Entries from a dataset
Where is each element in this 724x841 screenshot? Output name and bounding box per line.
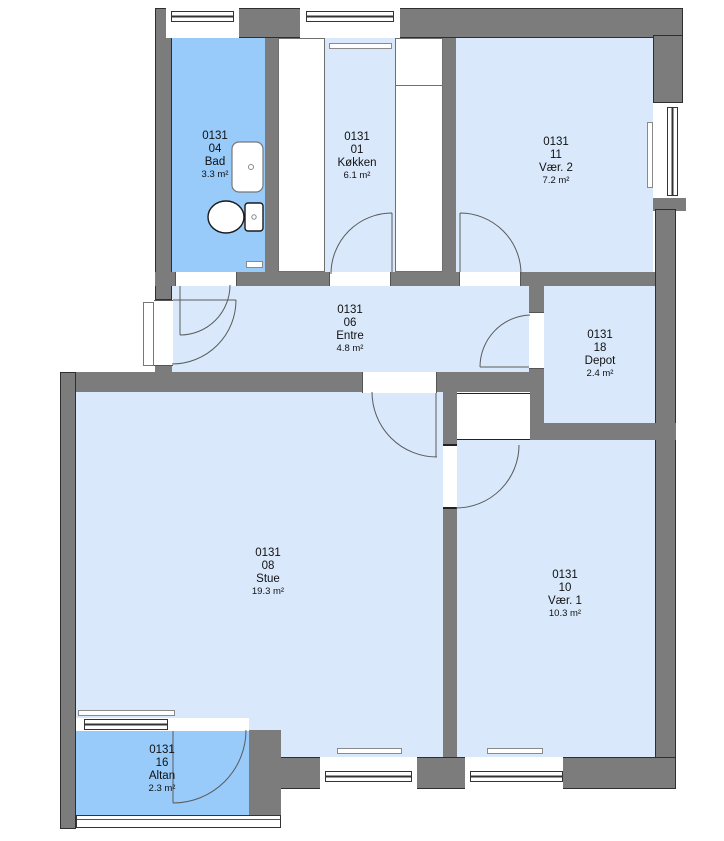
window-glazing-vaer2-right [667,107,678,196]
room-name: Køkken [307,157,407,170]
door-opening-entry [154,300,173,366]
window-glazing-kokken-top [306,11,394,22]
room-label-altan: 0131 16 Altan 2.3 m² [112,744,212,794]
room-name: Vær. 1 [515,595,615,608]
passage-opening-entre-stue [362,372,437,393]
window-glazing-bad-top [171,11,234,22]
room-area: 10.3 m² [515,608,615,619]
room-area: 7.2 m² [506,175,606,186]
wall-right [655,209,676,789]
room-area: 2.3 m² [112,783,212,794]
door-opening-vaer1 [443,444,457,509]
kitchen-shelf [329,43,392,49]
room-number: 10 [515,582,615,595]
room-area: 6.1 m² [307,170,407,181]
room-name: Stue [218,573,318,586]
bathroom-floor-item [246,261,263,268]
radiator-vaer2 [647,122,653,188]
door-opening-depot [529,312,544,369]
room-name: Vær. 2 [506,162,606,175]
room-label-vaer2: 0131 11 Vær. 2 7.2 m² [506,136,606,186]
room-number: 06 [300,317,400,330]
window-glazing-stue-bottom [325,771,412,782]
room-label-entre: 0131 06 Entre 4.8 m² [300,304,400,354]
room-number: 01 [307,144,407,157]
window-glazing-altan [84,719,168,730]
room-area: 4.8 m² [300,343,400,354]
room-id: 0131 [515,569,615,582]
room-number: 18 [550,342,650,355]
room-id: 0131 [165,130,265,143]
door-opening-bad [175,272,237,286]
room-label-vaer1: 0131 10 Vær. 1 10.3 m² [515,569,615,619]
room-label-kokken: 0131 01 Køkken 6.1 m² [307,131,407,181]
door-opening-vaer2 [459,272,521,286]
altan-railing [76,815,281,828]
room-id: 0131 [550,329,650,342]
wall-entre-bottom [60,372,543,392]
room-id: 0131 [112,744,212,757]
entry-door-frame-exterior [143,302,154,366]
radiator-stue [337,748,402,754]
room-name: Entre [300,330,400,343]
room-area: 2.4 m² [550,368,650,379]
kitchen-counter-divider [396,85,442,86]
room-id: 0131 [307,131,407,144]
room-name: Altan [112,770,212,783]
room-number: 11 [506,149,606,162]
radiator-stue-altan [78,710,175,716]
window-glazing-vaer1-bottom [470,771,563,782]
room-area: 19.3 m² [218,586,318,597]
wall-altan-right [249,730,281,816]
room-id: 0131 [300,304,400,317]
floor-plan: 0131 04 Bad 3.3 m² 0131 01 Køkken 6.1 m²… [0,0,724,841]
room-label-bad: 0131 04 Bad 3.3 m² [165,130,265,180]
wall-depot-bottom [540,423,676,440]
room-id: 0131 [506,136,606,149]
room-label-stue: 0131 08 Stue 19.3 m² [218,547,318,597]
wall-bad-kokken [265,38,278,286]
room-name: Depot [550,355,650,368]
room-id: 0131 [218,547,318,560]
room-label-depot: 0131 18 Depot 2.4 m² [550,329,650,379]
room-number: 04 [165,143,265,156]
radiator-vaer1 [487,748,543,754]
wall-right-upper [653,35,683,103]
room-area: 3.3 m² [165,169,265,180]
room-number: 08 [218,560,318,573]
wall-kokken-vaer2 [443,38,456,286]
wall-left [60,372,76,829]
room-number: 16 [112,757,212,770]
closet-vaer1 [455,393,532,440]
room-name: Bad [165,156,265,169]
door-opening-kokken [329,272,391,286]
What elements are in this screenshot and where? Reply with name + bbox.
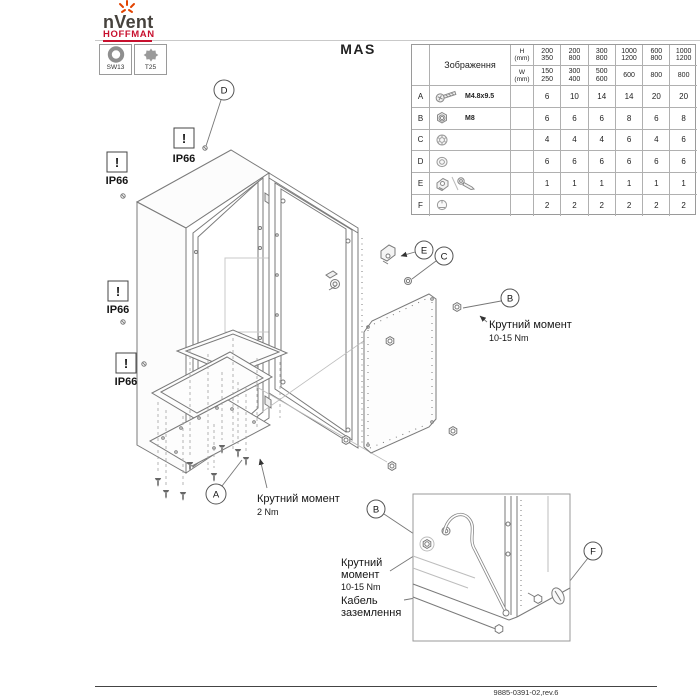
torque-annotation-body: Крутний момент 10-15 Nm bbox=[489, 319, 572, 343]
mounting-panel bbox=[364, 294, 436, 453]
callout-b-inset: B bbox=[367, 500, 385, 518]
svg-text:момент: момент bbox=[341, 569, 379, 581]
svg-text:Крутний момент: Крутний момент bbox=[257, 493, 340, 505]
svg-text:!: ! bbox=[116, 284, 120, 299]
ip66-marker: ! IP66 bbox=[106, 152, 129, 187]
callout-d: D bbox=[214, 80, 234, 100]
svg-text:!: ! bbox=[182, 131, 186, 146]
svg-text:IP66: IP66 bbox=[106, 175, 129, 187]
callout-b: B bbox=[501, 289, 519, 307]
ip66-marker: ! IP66 bbox=[107, 281, 130, 316]
svg-text:Кабель: Кабель bbox=[341, 595, 378, 607]
svg-text:B: B bbox=[373, 505, 379, 516]
footer-rule bbox=[95, 686, 657, 687]
torque-annotation-plate: Крутний момент 2 Nm bbox=[257, 493, 340, 517]
ground-cable-annotation: Кабель заземлення bbox=[341, 595, 401, 619]
ip66-marker: ! IP66 bbox=[115, 353, 138, 388]
svg-text:2 Nm: 2 Nm bbox=[257, 507, 279, 517]
svg-text:!: ! bbox=[115, 155, 119, 170]
cabinet-door bbox=[269, 173, 362, 448]
svg-text:F: F bbox=[590, 547, 596, 558]
svg-text:заземлення: заземлення bbox=[341, 607, 401, 619]
ip66-marker: ! IP66 bbox=[173, 128, 196, 165]
detail-inset bbox=[413, 494, 570, 641]
svg-text:Крутний: Крутний bbox=[341, 557, 382, 569]
svg-text:A: A bbox=[213, 490, 220, 501]
exploded-view-diagram: ! IP66 ! IP66 ! IP66 ! IP66 bbox=[0, 0, 700, 700]
svg-text:10-15 Nm: 10-15 Nm bbox=[489, 333, 529, 343]
callout-e: E bbox=[415, 241, 433, 259]
instruction-sheet-page: nVent HOFFMAN SW13 T25 MAS Зображення H … bbox=[0, 0, 700, 700]
washer-part bbox=[405, 278, 412, 285]
svg-text:E: E bbox=[421, 246, 427, 257]
svg-text:!: ! bbox=[124, 356, 128, 371]
wall-bracket bbox=[381, 245, 395, 264]
callout-f: F bbox=[584, 542, 602, 560]
svg-text:B: B bbox=[507, 294, 513, 305]
svg-text:10-15 Nm: 10-15 Nm bbox=[341, 582, 381, 592]
svg-text:IP66: IP66 bbox=[115, 376, 138, 388]
svg-text:IP66: IP66 bbox=[173, 153, 196, 165]
svg-text:IP66: IP66 bbox=[107, 304, 130, 316]
doc-number: 9885-0391-02,rev.6 bbox=[400, 688, 652, 697]
callout-a: A bbox=[206, 484, 226, 504]
svg-text:C: C bbox=[441, 252, 448, 263]
svg-text:Крутний момент: Крутний момент bbox=[489, 319, 572, 331]
svg-text:D: D bbox=[221, 86, 228, 97]
callout-c: C bbox=[435, 247, 453, 265]
torque-annotation-inset: Крутний момент 10-15 Nm bbox=[341, 557, 382, 592]
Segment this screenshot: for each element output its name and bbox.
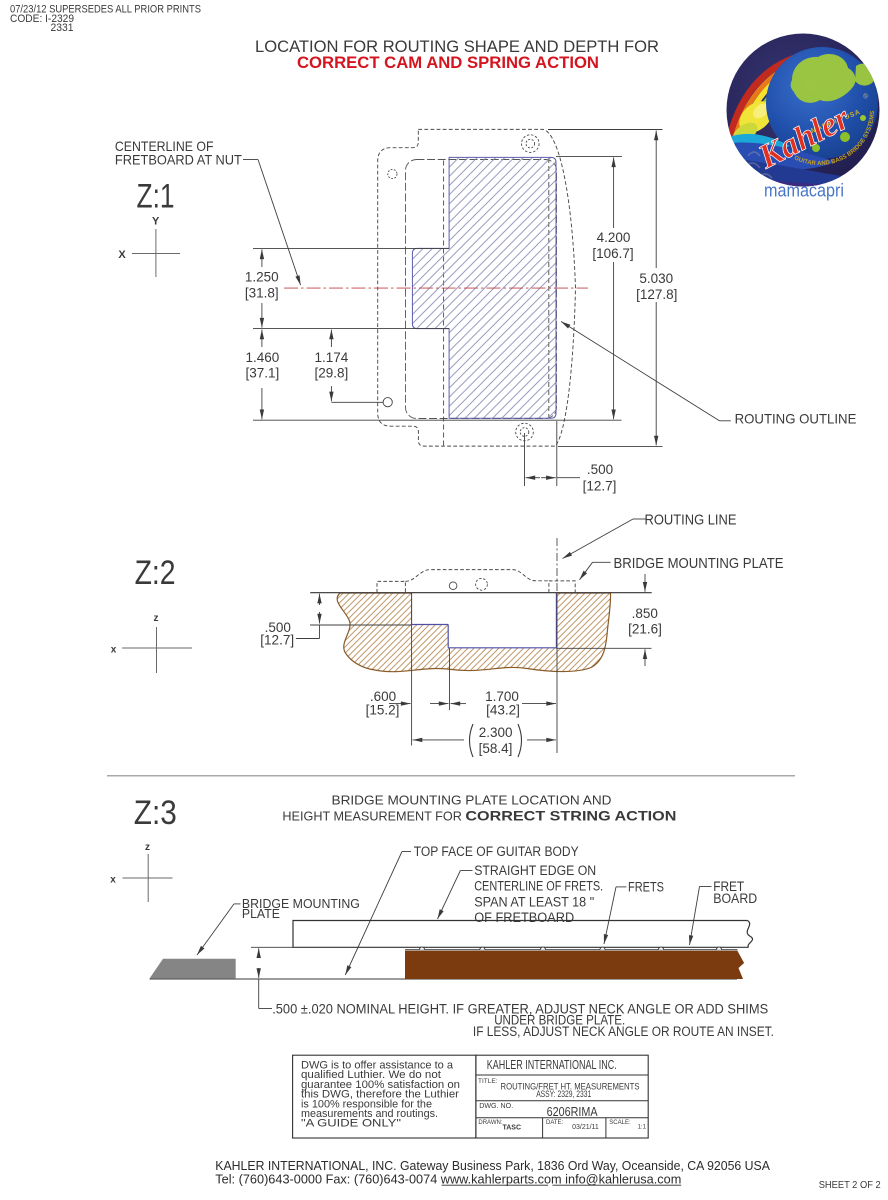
svg-text:Tel: (760)643-0000 Fax: (760): Tel: (760)643-0000 Fax: (760)643-0074 ww… [215, 1172, 681, 1186]
svg-text:BOARD: BOARD [713, 891, 757, 906]
svg-text:.500: .500 [587, 462, 613, 477]
svg-text:IF LESS, ADJUST NECK ANGLE OR: IF LESS, ADJUST NECK ANGLE OR ROUTE AN I… [473, 1024, 774, 1039]
svg-text:KAHLER INTERNATIONAL INC.: KAHLER INTERNATIONAL INC. [487, 1057, 617, 1072]
svg-text:HEIGHT MEASUREMENT FOR CORRECT: HEIGHT MEASUREMENT FOR CORRECT STRING AC… [282, 808, 676, 824]
svg-text:DWG. NO.: DWG. NO. [479, 1101, 513, 1110]
svg-text:2331: 2331 [51, 22, 74, 34]
svg-text:CORRECT CAM AND SPRING ACTION: CORRECT CAM AND SPRING ACTION [297, 53, 599, 72]
svg-text:[31.8]: [31.8] [245, 285, 279, 300]
svg-text:SHEET 2 OF 2: SHEET 2 OF 2 [819, 1180, 881, 1191]
svg-text:DATE:: DATE: [546, 1120, 564, 1126]
svg-text:[12.7]: [12.7] [583, 478, 617, 493]
svg-text:z: z [145, 842, 150, 853]
svg-text:CENTERLINE OF FRETS.: CENTERLINE OF FRETS. [474, 879, 603, 894]
svg-text:mamacapri: mamacapri [764, 181, 844, 201]
svg-text:1.250: 1.250 [245, 270, 279, 285]
svg-text:X: X [118, 249, 126, 261]
svg-text:1.460: 1.460 [246, 350, 280, 365]
svg-text:Z:1: Z:1 [137, 178, 175, 216]
svg-text:DRAWN:: DRAWN: [478, 1120, 502, 1126]
svg-text:[43.2]: [43.2] [486, 703, 520, 718]
svg-text:[29.8]: [29.8] [315, 366, 349, 381]
svg-text:BRIDGE MOUNTING PLATE: BRIDGE MOUNTING PLATE [614, 556, 784, 572]
svg-text:5.030: 5.030 [639, 271, 673, 286]
svg-text:[21.6]: [21.6] [628, 622, 662, 637]
svg-text:Y: Y [152, 216, 160, 228]
svg-text:OF FRETBOARD: OF FRETBOARD [474, 910, 574, 925]
svg-text:6206RIMA: 6206RIMA [547, 1104, 598, 1119]
svg-text:[37.1]: [37.1] [246, 366, 280, 381]
svg-text:2.300: 2.300 [479, 725, 513, 740]
svg-text:STRAIGHT EDGE ON: STRAIGHT EDGE ON [474, 863, 596, 878]
svg-text:FRETS: FRETS [628, 880, 664, 895]
svg-text:PLATE: PLATE [242, 906, 280, 921]
svg-text:KAHLER INTERNATIONAL, INC. Ga: KAHLER INTERNATIONAL, INC. Gateway Busin… [215, 1159, 770, 1173]
svg-text:TASC: TASC [503, 1124, 522, 1131]
svg-text:SCALE:: SCALE: [609, 1120, 631, 1126]
svg-text:1.174: 1.174 [315, 350, 349, 365]
svg-text:Z:3: Z:3 [134, 794, 177, 832]
svg-text:TITLE:: TITLE: [478, 1078, 498, 1085]
svg-text:FRETBOARD AT NUT: FRETBOARD AT NUT [115, 151, 242, 167]
svg-text:[58.4]: [58.4] [479, 741, 513, 756]
svg-text:Z:2: Z:2 [135, 554, 176, 592]
svg-text:x: x [110, 875, 116, 886]
svg-text:TOP FACE OF GUITAR BODY: TOP FACE OF GUITAR BODY [414, 844, 579, 859]
svg-text:ASSY: 2329, 2331: ASSY: 2329, 2331 [536, 1089, 591, 1099]
svg-text:1:1: 1:1 [638, 1125, 647, 1131]
svg-text:[12.7]: [12.7] [260, 633, 294, 648]
svg-text:4.200: 4.200 [597, 230, 631, 245]
svg-text:.850: .850 [632, 606, 658, 621]
svg-text:[106.7]: [106.7] [592, 246, 633, 261]
svg-text:SPAN AT LEAST 18 ": SPAN AT LEAST 18 " [474, 894, 594, 909]
svg-text:[127.8]: [127.8] [636, 287, 677, 302]
svg-text:x: x [111, 645, 117, 656]
svg-text:"A GUIDE ONLY": "A GUIDE ONLY" [301, 1118, 401, 1130]
svg-text:ROUTING LINE: ROUTING LINE [645, 512, 737, 528]
svg-text:BRIDGE MOUNTING PLATE LOCATION: BRIDGE MOUNTING PLATE LOCATION AND [332, 793, 612, 808]
svg-text:[15.2]: [15.2] [366, 703, 400, 718]
svg-text:ROUTING OUTLINE: ROUTING OUTLINE [735, 411, 857, 427]
svg-text:03/21/11: 03/21/11 [572, 1124, 599, 1131]
svg-text:z: z [154, 613, 159, 624]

Exercise instructions
Repeat word for word the lines of the records starting with the line that contains "torque-annotation-body: Крутний момент" and going on through the line that contains "ip66-marker: ! IP66 bbox=[106, 152, 129, 187]".

Answer for this exercise
torque-annotation-body: Крутний момент 10-15 Nm bbox=[489, 319, 572, 343]
mounting-panel bbox=[364, 294, 436, 453]
callout-b-inset: B bbox=[367, 500, 385, 518]
svg-text:момент: момент bbox=[341, 569, 379, 581]
svg-text:Крутний момент: Крутний момент bbox=[257, 493, 340, 505]
svg-text:!: ! bbox=[116, 284, 120, 299]
ip66-marker: ! IP66 bbox=[106, 152, 129, 187]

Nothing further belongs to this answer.